• _PAGE EXTRACT_:
Mixing writing and python

Author

Denis Schluppeck

Session date:

2023-01-04

Background

Here is an example of a document that produces a plot from some data that’s stored separately.

The data in Figure 1 shows the daily interactions with the moodle page for my second year lab classes. Can you spot the two dominant patterns in the data?

an actual computed figure

Code
#! /usr/bin/env python3
#
# schluppeck, 2022-12-10

import numpy as np
import matplotlib as mpl
import matplotlib.pyplot as plt
import pandas as pd
from IPython.display import display, Markdown

# in terminal (but not here), we need
# mpl.use('tkagg')

file_name = "2017-mysteryTimeseries.csv"
rawdata = pd.read_csv(file_name)

data = rawdata.rename(
    columns={
        "theTime_day" : "date",  
        "n" : "interactions",
    }
)

# can inspect first few rows like this:
# data.head() 

data.plot() # pd dataframe has plot() method
plt.legend("")

• _EXTRACTED DATA_:

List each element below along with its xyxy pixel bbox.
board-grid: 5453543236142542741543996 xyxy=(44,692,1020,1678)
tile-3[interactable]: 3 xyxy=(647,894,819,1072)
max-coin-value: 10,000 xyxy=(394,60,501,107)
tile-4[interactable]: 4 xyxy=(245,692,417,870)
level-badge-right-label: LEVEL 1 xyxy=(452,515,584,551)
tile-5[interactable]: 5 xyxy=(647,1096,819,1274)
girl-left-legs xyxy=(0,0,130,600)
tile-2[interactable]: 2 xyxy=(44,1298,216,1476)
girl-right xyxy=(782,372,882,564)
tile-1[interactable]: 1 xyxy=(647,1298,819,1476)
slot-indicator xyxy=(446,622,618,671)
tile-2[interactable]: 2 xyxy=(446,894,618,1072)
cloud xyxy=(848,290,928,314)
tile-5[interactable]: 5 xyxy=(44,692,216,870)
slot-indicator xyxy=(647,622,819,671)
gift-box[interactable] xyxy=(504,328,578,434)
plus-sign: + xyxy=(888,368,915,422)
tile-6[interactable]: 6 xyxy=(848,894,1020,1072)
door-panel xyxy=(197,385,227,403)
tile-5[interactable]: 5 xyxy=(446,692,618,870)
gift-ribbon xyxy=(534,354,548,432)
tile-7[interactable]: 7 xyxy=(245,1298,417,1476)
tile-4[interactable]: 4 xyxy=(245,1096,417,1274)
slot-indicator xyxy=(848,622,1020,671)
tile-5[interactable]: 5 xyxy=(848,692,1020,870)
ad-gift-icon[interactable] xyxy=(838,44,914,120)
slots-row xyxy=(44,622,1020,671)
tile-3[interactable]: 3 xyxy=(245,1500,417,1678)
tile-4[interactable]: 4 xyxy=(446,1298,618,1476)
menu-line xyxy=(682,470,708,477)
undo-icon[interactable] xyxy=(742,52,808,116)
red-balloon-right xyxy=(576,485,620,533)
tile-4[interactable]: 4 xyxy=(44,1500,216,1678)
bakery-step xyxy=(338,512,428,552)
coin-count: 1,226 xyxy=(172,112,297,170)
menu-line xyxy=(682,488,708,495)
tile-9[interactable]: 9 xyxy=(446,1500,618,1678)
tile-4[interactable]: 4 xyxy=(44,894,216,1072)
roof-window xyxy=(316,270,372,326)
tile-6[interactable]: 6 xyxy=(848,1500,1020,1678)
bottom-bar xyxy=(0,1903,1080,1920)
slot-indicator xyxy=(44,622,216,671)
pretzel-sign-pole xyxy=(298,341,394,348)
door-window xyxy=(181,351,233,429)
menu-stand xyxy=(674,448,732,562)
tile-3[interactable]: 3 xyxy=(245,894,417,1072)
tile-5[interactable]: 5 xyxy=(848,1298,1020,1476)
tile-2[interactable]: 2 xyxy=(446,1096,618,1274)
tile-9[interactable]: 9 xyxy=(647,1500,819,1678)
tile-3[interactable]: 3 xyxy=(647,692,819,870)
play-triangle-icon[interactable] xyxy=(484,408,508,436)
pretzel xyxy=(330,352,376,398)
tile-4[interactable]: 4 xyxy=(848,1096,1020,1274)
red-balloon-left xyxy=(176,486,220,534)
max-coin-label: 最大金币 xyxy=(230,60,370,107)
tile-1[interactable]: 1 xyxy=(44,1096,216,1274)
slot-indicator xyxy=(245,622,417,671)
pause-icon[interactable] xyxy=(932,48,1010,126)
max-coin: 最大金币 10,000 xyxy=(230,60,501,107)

• _PROBLEM SET_:
**a.** Name every module that the code on the page on mixing writing and Python imports from in its import lines.
**b.** Copy the passage of the page on mixing writing and Python starting at "import numpy as" and ending at "rawdata = pd.read_csv(file_name)".
The entries come from a different source than the page on mixing writing and Python.

• _TASK ANSWERS_:
**a.** numpy, matplotlib, matplotlib.pyplot, pandas, IPython.display

**b.**
import numpy as np
import matplotlib as mpl
import matplotlib.pyplot as plt
import pandas as pd
from IPython.display import display, Markdown

# in terminal (but not here), we need
# mpl.use('tkagg')

file_name = "2017-mysteryTimeseries.csv"
rawdata = pd.read_csv(file_name)